> _Requirements_
Copy out all lines carrying the word "tipikus".

> _Records for the task_

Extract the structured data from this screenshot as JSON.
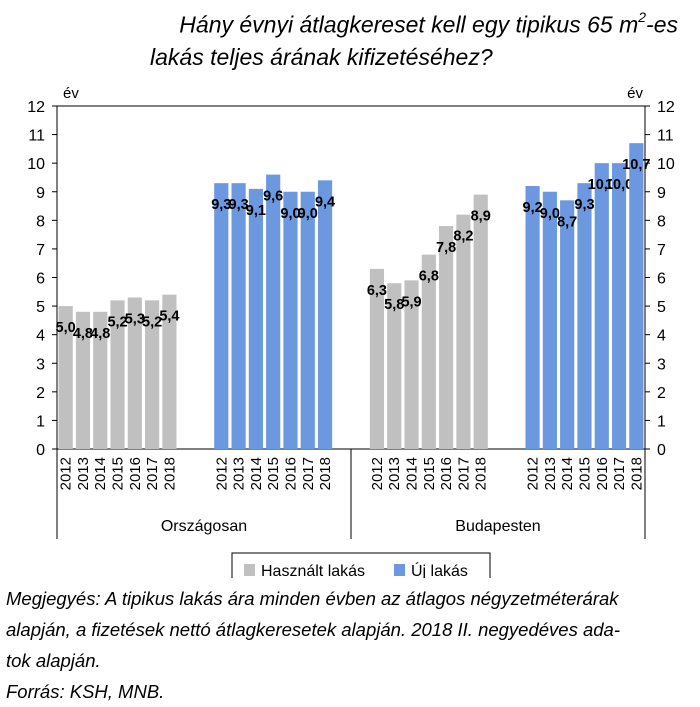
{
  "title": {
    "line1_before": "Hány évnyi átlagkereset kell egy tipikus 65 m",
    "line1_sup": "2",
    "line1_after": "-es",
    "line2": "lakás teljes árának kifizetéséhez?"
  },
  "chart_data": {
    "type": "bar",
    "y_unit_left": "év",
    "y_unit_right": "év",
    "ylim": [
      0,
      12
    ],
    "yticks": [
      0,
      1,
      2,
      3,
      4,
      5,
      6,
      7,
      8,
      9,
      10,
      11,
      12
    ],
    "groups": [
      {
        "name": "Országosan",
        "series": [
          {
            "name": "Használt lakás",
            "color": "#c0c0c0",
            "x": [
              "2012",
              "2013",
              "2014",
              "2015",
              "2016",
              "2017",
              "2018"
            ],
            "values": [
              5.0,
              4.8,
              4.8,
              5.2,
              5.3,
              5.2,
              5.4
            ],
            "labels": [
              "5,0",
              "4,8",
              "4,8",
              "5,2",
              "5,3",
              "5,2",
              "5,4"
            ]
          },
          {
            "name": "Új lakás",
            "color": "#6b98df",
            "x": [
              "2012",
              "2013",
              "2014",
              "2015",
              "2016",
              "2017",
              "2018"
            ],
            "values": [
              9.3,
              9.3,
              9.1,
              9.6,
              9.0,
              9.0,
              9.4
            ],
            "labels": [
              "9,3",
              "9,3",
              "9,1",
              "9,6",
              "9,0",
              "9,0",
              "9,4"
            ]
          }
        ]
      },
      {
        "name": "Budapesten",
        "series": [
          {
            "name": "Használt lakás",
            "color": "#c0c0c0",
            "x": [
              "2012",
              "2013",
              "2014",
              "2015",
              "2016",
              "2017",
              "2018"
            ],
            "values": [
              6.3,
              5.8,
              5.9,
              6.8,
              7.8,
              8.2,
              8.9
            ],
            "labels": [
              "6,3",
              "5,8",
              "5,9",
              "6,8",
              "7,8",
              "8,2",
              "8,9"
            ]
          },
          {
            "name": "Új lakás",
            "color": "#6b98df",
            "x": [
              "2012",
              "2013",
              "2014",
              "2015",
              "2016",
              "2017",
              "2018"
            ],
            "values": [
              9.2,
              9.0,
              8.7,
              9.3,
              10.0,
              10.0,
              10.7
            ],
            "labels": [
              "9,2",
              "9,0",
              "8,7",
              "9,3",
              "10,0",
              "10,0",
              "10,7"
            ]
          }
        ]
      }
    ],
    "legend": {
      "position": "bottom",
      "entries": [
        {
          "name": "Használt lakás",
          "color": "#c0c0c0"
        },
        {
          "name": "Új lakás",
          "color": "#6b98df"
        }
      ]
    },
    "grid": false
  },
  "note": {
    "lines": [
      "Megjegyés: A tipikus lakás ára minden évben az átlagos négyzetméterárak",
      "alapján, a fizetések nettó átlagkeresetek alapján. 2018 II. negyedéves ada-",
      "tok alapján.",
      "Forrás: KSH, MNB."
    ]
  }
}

> _Full answer_
    "line1_before": "Hány évnyi átlagkereset kell egy tipikus 65 m",
      "Megjegyés: A tipikus lakás ára minden évben az átlagos négyzetméterárak",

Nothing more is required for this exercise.